TASK BRIEF
Records follow. Copy every line with "formula".

Records from a data source

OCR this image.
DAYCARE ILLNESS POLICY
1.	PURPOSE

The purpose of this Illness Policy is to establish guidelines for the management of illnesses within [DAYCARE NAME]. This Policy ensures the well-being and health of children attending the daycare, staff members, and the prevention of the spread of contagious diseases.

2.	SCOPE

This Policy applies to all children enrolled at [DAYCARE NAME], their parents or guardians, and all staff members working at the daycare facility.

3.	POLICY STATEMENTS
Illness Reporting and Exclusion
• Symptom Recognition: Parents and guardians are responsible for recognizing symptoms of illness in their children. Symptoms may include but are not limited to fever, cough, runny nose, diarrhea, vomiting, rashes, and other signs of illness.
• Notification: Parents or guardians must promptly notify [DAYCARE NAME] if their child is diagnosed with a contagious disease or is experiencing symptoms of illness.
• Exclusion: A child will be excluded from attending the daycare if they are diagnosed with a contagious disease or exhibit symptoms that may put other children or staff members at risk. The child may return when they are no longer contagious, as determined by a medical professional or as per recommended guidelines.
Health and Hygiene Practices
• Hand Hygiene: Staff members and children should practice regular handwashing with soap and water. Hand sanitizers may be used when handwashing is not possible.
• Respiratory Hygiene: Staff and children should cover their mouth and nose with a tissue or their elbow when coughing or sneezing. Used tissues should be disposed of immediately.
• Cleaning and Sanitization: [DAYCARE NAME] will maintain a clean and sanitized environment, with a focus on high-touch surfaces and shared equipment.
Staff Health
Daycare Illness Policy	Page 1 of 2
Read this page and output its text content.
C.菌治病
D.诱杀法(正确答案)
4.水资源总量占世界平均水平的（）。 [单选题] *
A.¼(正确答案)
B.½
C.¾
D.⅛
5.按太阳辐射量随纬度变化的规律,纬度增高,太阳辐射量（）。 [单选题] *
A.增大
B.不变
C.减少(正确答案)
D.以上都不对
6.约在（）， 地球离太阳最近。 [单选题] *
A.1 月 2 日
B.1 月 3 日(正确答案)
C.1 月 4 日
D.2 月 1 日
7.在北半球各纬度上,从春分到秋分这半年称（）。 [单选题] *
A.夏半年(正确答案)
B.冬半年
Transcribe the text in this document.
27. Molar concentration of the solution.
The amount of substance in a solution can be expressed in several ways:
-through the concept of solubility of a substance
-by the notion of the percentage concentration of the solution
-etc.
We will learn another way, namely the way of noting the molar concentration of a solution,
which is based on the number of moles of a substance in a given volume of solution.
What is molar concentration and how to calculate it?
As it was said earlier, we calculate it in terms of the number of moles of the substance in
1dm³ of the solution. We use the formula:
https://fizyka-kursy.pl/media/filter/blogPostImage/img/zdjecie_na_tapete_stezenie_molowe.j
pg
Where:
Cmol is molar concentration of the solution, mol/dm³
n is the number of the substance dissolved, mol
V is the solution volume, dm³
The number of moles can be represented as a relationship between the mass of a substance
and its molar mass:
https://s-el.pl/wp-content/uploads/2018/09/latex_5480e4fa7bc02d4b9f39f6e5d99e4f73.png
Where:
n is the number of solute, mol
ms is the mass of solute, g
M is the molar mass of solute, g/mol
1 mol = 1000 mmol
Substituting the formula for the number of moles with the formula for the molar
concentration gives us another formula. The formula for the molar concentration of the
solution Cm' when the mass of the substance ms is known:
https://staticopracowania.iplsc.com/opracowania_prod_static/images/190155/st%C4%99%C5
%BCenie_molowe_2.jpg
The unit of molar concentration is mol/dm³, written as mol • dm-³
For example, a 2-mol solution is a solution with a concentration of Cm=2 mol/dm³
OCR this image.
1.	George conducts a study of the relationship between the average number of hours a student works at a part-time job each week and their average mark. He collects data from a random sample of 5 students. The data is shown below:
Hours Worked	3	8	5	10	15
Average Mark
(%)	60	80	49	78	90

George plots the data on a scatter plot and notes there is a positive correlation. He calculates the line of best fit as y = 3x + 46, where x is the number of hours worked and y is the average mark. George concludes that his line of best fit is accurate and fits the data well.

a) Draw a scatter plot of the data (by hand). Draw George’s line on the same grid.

OUTPUT BELOW
1dm³ of the solution. We use the formula:
Substituting the formula for the number of moles with the formula for the molar
concentration gives us another formula. The formula for the molar concentration of the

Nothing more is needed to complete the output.